EXERCISE: Extract every record, exactly as written, and ignore the pictures.

== SUPPLIED INFORMATION ==

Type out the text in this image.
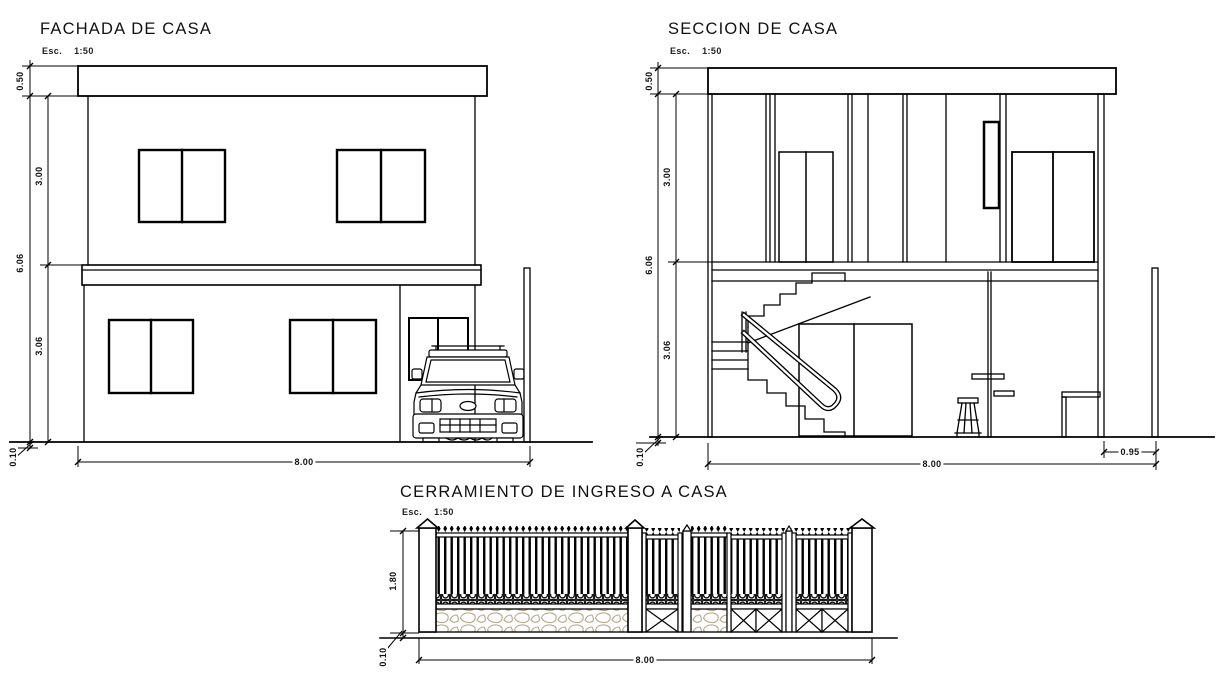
FACHADA DE CASA
Esc. 1:50
SECCION DE CASA
Esc. 1:50
CERRAMIENTO DE INGRESO A CASA
Esc. 1:50
0.50
3.00
6.06
3.06
0.10	8.00
0.50
3.00
6.06
3.06
0.10	8.00
0.95
1.80
0.10	8.00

===

SOLUTION TO THIS PROBLEM:
Type out the text in this image.
FACHADA DE CASA
Esc. 1:50
SECCION DE CASA
Esc. 1:50
CERRAMIENTO DE INGRESO A CASA
Esc. 1:50
0.50
3.00
6.06
3.06
0.10	8.00
0.50
3.00
6.06
3.06
0.10	8.00
0.95
1.80
0.10	8.00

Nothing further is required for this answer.